To do
Reproduce all records verbatim.
>> BEGIN Material for this task
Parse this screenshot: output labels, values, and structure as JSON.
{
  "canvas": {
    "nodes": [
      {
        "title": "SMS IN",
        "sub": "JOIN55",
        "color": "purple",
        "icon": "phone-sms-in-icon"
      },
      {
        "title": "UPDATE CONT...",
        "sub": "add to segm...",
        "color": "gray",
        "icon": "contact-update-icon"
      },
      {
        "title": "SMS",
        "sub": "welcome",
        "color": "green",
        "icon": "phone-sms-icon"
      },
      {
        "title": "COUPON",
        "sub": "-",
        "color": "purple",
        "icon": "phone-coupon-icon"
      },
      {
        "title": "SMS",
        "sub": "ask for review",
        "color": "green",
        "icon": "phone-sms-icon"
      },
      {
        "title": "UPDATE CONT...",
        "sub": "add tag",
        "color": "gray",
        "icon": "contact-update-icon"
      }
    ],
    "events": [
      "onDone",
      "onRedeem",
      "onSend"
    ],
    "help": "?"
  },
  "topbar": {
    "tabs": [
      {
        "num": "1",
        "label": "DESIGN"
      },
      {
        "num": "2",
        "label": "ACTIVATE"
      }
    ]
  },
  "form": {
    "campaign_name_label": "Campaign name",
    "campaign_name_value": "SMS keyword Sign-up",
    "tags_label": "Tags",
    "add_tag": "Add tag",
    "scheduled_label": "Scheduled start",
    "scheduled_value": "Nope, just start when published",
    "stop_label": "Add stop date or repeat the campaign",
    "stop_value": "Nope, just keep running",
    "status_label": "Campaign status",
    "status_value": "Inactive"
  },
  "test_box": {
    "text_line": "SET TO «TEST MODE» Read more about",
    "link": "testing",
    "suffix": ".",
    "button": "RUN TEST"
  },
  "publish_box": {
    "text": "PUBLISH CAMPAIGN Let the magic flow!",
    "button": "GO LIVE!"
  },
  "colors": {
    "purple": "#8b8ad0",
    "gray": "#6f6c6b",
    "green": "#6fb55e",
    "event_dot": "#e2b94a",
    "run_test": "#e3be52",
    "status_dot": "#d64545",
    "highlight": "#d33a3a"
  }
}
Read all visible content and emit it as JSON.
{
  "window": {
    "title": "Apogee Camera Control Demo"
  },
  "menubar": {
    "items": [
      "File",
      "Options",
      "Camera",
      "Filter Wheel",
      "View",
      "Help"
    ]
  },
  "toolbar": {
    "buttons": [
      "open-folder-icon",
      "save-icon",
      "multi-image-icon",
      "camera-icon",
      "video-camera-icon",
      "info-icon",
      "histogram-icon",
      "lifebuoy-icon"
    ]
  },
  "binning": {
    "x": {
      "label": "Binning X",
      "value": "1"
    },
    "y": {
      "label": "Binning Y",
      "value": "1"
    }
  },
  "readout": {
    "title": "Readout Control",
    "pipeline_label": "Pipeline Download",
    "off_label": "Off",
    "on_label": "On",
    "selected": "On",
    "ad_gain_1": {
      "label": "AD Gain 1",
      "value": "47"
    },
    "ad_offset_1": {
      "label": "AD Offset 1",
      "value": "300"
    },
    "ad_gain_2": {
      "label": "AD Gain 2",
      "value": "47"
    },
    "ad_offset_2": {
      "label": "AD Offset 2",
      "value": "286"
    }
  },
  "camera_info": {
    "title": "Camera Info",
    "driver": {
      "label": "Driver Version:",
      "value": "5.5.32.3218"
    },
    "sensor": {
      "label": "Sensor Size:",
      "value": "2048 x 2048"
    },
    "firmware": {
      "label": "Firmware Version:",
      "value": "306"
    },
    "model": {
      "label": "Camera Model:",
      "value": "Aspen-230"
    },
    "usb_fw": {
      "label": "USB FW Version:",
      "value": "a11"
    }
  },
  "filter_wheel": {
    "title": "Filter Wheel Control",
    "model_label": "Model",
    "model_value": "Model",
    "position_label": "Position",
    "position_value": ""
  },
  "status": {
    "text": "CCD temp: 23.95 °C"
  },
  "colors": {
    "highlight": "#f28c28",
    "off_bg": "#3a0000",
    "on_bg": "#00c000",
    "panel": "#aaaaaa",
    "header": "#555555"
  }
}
>> END Material for this task
Exercise output
Parse this screenshot: output labels, values, and structure as JSON.
{
  "canvas": {
    "nodes": [
      {
        "title": "SMS IN",
        "sub": "JOIN55",
        "color": "purple",
        "icon": "phone-sms-in-icon"
      },
      {
        "title": "UPDATE CONT...",
        "sub": "add to segm...",
        "color": "gray",
        "icon": "contact-update-icon"
      },
      {
        "title": "SMS",
        "sub": "welcome",
        "color": "green",
        "icon": "phone-sms-icon"
      },
      {
        "title": "COUPON",
        "sub": "-",
        "color": "purple",
        "icon": "phone-coupon-icon"
      },
      {
        "title": "SMS",
        "sub": "ask for review",
        "color": "green",
        "icon": "phone-sms-icon"
      },
      {
        "title": "UPDATE CONT...",
        "sub": "add tag",
        "color": "gray",
        "icon": "contact-update-icon"
      }
    ],
    "events": [
      "onDone",
      "onRedeem",
      "onSend"
    ],
    "help": "?"
  },
  "topbar": {
    "tabs": [
      {
        "num": "1",
        "label": "DESIGN"
      },
      {
        "num": "2",
        "label": "ACTIVATE"
      }
    ]
  },
  "form": {
    "campaign_name_label": "Campaign name",
    "campaign_name_value": "SMS keyword Sign-up",
    "tags_label": "Tags",
    "add_tag": "Add tag",
    "scheduled_label": "Scheduled start",
    "scheduled_value": "Nope, just start when published",
    "stop_label": "Add stop date or repeat the campaign",
    "stop_value": "Nope, just keep running",
    "status_label": "Campaign status",
    "status_value": "Inactive"
  },
  "test_box": {
    "text_line": "SET TO «TEST MODE» Read more about",
    "link": "testing",
    "suffix": ".",
    "button": "RUN TEST"
  },
  "publish_box": {
    "text": "PUBLISH CAMPAIGN Let the magic flow!",
    "button": "GO LIVE!"
  },
  "colors": {
    "purple": "#8b8ad0",
    "gray": "#6f6c6b",
    "green": "#6fb55e",
    "event_dot": "#e2b94a",
    "run_test": "#e3be52",
    "status_dot": "#d64545",
    "highlight": "#d33a3a"
  }
}
Read all visible content and emit it as JSON.
{
  "window": {
    "title": "Apogee Camera Control Demo"
  },
  "menubar": {
    "items": [
      "File",
      "Options",
      "Camera",
      "Filter Wheel",
      "View",
      "Help"
    ]
  },
  "toolbar": {
    "buttons": [
      "open-folder-icon",
      "save-icon",
      "multi-image-icon",
      "camera-icon",
      "video-camera-icon",
      "info-icon",
      "histogram-icon",
      "lifebuoy-icon"
    ]
  },
  "binning": {
    "x": {
      "label": "Binning X",
      "value": "1"
    },
    "y": {
      "label": "Binning Y",
      "value": "1"
    }
  },
  "readout": {
    "title": "Readout Control",
    "pipeline_label": "Pipeline Download",
    "off_label": "Off",
    "on_label": "On",
    "selected": "On",
    "ad_gain_1": {
      "label": "AD Gain 1",
      "value": "47"
    },
    "ad_offset_1": {
      "label": "AD Offset 1",
      "value": "300"
    },
    "ad_gain_2": {
      "label": "AD Gain 2",
      "value": "47"
    },
    "ad_offset_2": {
      "label": "AD Offset 2",
      "value": "286"
    }
  },
  "camera_info": {
    "title": "Camera Info",
    "driver": {
      "label": "Driver Version:",
      "value": "5.5.32.3218"
    },
    "sensor": {
      "label": "Sensor Size:",
      "value": "2048 x 2048"
    },
    "firmware": {
      "label": "Firmware Version:",
      "value": "306"
    },
    "model": {
      "label": "Camera Model:",
      "value": "Aspen-230"
    },
    "usb_fw": {
      "label": "USB FW Version:",
      "value": "a11"
    }
  },
  "filter_wheel": {
    "title": "Filter Wheel Control",
    "model_label": "Model",
    "model_value": "Model",
    "position_label": "Position",
    "position_value": ""
  },
  "status": {
    "text": "CCD temp: 23.95 °C"
  },
  "colors": {
    "highlight": "#f28c28",
    "off_bg": "#3a0000",
    "on_bg": "#00c000",
    "panel": "#aaaaaa",
    "header": "#555555"
  }
}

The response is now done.